Written task =>
Review the listing and copy each line that holds the word "наблюдения".

Records shown =>

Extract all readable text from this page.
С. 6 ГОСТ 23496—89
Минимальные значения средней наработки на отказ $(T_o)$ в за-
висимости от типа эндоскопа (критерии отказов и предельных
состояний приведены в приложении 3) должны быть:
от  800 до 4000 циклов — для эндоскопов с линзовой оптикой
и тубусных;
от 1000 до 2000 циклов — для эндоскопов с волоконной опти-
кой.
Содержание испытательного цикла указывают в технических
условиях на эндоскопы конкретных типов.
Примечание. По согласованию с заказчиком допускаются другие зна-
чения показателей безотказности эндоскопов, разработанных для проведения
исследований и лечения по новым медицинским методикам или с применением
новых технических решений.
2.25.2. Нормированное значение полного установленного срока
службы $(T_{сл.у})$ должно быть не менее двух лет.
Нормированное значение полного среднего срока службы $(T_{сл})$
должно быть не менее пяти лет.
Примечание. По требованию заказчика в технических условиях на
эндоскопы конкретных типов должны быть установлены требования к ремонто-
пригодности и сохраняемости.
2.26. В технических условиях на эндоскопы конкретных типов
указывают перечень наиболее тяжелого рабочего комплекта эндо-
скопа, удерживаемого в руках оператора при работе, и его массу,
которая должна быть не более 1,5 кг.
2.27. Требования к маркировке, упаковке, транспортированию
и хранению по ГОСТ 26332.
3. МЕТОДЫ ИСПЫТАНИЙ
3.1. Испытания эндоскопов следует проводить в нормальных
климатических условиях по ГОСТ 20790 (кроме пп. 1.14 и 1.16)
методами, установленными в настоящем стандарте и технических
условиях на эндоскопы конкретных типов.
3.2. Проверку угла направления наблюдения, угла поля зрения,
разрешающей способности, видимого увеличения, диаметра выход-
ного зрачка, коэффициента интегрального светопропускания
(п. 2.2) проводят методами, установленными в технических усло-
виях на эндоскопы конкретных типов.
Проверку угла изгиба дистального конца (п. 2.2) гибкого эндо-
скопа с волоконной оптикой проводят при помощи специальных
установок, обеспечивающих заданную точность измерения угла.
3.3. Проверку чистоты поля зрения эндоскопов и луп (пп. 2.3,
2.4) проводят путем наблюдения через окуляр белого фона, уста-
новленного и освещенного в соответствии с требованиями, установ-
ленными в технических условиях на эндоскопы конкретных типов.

Solution to this task =>
3.2. Проверку угла направления наблюдения, угла поля зрения,
2.4) проводят путем наблюдения через окуляр белого фона, уста-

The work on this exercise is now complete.